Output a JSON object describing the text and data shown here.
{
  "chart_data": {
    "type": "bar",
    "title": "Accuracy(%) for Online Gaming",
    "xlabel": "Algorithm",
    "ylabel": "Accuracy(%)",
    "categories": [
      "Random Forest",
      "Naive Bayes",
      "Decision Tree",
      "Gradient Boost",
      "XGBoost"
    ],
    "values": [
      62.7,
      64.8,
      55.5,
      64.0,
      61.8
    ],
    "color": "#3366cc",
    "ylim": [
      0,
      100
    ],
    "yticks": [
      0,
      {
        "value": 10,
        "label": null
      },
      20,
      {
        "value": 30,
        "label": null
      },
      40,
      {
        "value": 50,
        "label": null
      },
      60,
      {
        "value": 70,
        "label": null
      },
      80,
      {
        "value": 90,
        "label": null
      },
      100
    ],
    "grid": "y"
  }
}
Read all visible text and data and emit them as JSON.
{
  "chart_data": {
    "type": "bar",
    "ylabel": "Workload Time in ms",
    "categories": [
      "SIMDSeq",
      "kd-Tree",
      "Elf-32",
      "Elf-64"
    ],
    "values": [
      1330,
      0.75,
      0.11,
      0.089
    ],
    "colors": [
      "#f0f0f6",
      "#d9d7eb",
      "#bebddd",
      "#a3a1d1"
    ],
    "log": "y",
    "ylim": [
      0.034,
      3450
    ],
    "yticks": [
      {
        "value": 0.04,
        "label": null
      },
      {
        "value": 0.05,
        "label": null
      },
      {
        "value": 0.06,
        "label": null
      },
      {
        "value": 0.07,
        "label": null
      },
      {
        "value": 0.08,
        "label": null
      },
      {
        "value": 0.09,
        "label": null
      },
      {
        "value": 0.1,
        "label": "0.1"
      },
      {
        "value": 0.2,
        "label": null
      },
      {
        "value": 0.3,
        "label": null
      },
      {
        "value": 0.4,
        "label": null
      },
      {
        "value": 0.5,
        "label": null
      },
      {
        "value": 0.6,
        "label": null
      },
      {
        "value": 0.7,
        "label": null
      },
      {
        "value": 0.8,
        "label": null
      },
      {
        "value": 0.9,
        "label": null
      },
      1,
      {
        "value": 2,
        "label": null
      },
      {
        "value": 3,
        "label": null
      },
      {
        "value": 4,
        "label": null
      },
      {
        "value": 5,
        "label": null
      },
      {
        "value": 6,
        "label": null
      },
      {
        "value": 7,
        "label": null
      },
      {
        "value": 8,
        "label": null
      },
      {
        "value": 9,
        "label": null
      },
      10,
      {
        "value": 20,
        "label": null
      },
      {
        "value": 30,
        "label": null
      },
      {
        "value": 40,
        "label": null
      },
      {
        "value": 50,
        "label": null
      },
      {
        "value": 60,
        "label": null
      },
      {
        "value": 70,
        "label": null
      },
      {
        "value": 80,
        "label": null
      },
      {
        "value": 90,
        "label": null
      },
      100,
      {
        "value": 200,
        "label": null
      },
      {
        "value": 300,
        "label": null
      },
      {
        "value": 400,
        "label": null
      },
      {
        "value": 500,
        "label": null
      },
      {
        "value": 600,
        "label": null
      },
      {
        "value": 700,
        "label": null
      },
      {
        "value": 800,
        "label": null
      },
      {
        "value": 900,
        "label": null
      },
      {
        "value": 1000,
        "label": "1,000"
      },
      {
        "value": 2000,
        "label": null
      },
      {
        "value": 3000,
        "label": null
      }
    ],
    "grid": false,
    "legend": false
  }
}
________
§ The problem
Exactly reproduce every line of the data above.

§ Result
Output a JSON object describing the text and data shown here.
{
  "chart_data": {
    "type": "bar",
    "title": "Accuracy(%) for Online Gaming",
    "xlabel": "Algorithm",
    "ylabel": "Accuracy(%)",
    "categories": [
      "Random Forest",
      "Naive Bayes",
      "Decision Tree",
      "Gradient Boost",
      "XGBoost"
    ],
    "values": [
      62.7,
      64.8,
      55.5,
      64.0,
      61.8
    ],
    "color": "#3366cc",
    "ylim": [
      0,
      100
    ],
    "yticks": [
      0,
      {
        "value": 10,
        "label": null
      },
      20,
      {
        "value": 30,
        "label": null
      },
      40,
      {
        "value": 50,
        "label": null
      },
      60,
      {
        "value": 70,
        "label": null
      },
      80,
      {
        "value": 90,
        "label": null
      },
      100
    ],
    "grid": "y"
  }
}
Read all visible text and data and emit them as JSON.
{
  "chart_data": {
    "type": "bar",
    "ylabel": "Workload Time in ms",
    "categories": [
      "SIMDSeq",
      "kd-Tree",
      "Elf-32",
      "Elf-64"
    ],
    "values": [
      1330,
      0.75,
      0.11,
      0.089
    ],
    "colors": [
      "#f0f0f6",
      "#d9d7eb",
      "#bebddd",
      "#a3a1d1"
    ],
    "log": "y",
    "ylim": [
      0.034,
      3450
    ],
    "yticks": [
      {
        "value": 0.04,
        "label": null
      },
      {
        "value": 0.05,
        "label": null
      },
      {
        "value": 0.06,
        "label": null
      },
      {
        "value": 0.07,
        "label": null
      },
      {
        "value": 0.08,
        "label": null
      },
      {
        "value": 0.09,
        "label": null
      },
      {
        "value": 0.1,
        "label": "0.1"
      },
      {
        "value": 0.2,
        "label": null
      },
      {
        "value": 0.3,
        "label": null
      },
      {
        "value": 0.4,
        "label": null
      },
      {
        "value": 0.5,
        "label": null
      },
      {
        "value": 0.6,
        "label": null
      },
      {
        "value": 0.7,
        "label": null
      },
      {
        "value": 0.8,
        "label": null
      },
      {
        "value": 0.9,
        "label": null
      },
      1,
      {
        "value": 2,
        "label": null
      },
      {
        "value": 3,
        "label": null
      },
      {
        "value": 4,
        "label": null
      },
      {
        "value": 5,
        "label": null
      },
      {
        "value": 6,
        "label": null
      },
      {
        "value": 7,
        "label": null
      },
      {
        "value": 8,
        "label": null
      },
      {
        "value": 9,
        "label": null
      },
      10,
      {
        "value": 20,
        "label": null
      },
      {
        "value": 30,
        "label": null
      },
      {
        "value": 40,
        "label": null
      },
      {
        "value": 50,
        "label": null
      },
      {
        "value": 60,
        "label": null
      },
      {
        "value": 70,
        "label": null
      },
      {
        "value": 80,
        "label": null
      },
      {
        "value": 90,
        "label": null
      },
      100,
      {
        "value": 200,
        "label": null
      },
      {
        "value": 300,
        "label": null
      },
      {
        "value": 400,
        "label": null
      },
      {
        "value": 500,
        "label": null
      },
      {
        "value": 600,
        "label": null
      },
      {
        "value": 700,
        "label": null
      },
      {
        "value": 800,
        "label": null
      },
      {
        "value": 900,
        "label": null
      },
      {
        "value": 1000,
        "label": "1,000"
      },
      {
        "value": 2000,
        "label": null
      },
      {
        "value": 3000,
        "label": null
      }
    ],
    "grid": false,
    "legend": false
  }
}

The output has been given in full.